INPUT DATA:

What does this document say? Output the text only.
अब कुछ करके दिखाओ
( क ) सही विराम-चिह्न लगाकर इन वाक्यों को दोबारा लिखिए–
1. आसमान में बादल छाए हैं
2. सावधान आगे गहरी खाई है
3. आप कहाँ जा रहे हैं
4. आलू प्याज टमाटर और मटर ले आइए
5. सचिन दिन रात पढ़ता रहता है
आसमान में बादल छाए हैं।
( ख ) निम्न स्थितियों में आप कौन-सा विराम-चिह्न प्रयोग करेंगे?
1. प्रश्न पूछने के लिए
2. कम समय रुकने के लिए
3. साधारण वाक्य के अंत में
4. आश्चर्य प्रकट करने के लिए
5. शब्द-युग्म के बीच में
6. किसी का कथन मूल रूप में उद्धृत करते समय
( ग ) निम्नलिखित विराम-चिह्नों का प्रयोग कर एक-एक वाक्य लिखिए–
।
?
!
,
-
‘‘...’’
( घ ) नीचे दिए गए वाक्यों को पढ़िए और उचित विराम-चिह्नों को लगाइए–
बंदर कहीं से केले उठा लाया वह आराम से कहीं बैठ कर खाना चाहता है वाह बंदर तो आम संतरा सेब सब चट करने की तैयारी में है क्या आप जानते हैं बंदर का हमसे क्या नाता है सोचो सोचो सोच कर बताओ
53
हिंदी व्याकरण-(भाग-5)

WORK TO DO: Every record should be repeated exactly; please leave none out.

EXERCISE RESPONSE:
What does this document say? Output the text only.
अब कुछ करके दिखाओ
( क ) सही विराम-चिह्न लगाकर इन वाक्यों को दोबारा लिखिए–
1. आसमान में बादल छाए हैं
2. सावधान आगे गहरी खाई है
3. आप कहाँ जा रहे हैं
4. आलू प्याज टमाटर और मटर ले आइए
5. सचिन दिन रात पढ़ता रहता है
आसमान में बादल छाए हैं।
( ख ) निम्न स्थितियों में आप कौन-सा विराम-चिह्न प्रयोग करेंगे?
1. प्रश्न पूछने के लिए
2. कम समय रुकने के लिए
3. साधारण वाक्य के अंत में
4. आश्चर्य प्रकट करने के लिए
5. शब्द-युग्म के बीच में
6. किसी का कथन मूल रूप में उद्धृत करते समय
( ग ) निम्नलिखित विराम-चिह्नों का प्रयोग कर एक-एक वाक्य लिखिए–
।
?
!
,
-
‘‘...’’
( घ ) नीचे दिए गए वाक्यों को पढ़िए और उचित विराम-चिह्नों को लगाइए–
बंदर कहीं से केले उठा लाया वह आराम से कहीं बैठ कर खाना चाहता है वाह बंदर तो आम संतरा सेब सब चट करने की तैयारी में है क्या आप जानते हैं बंदर का हमसे क्या नाता है सोचो सोचो सोच कर बताओ
53
हिंदी व्याकरण-(भाग-5)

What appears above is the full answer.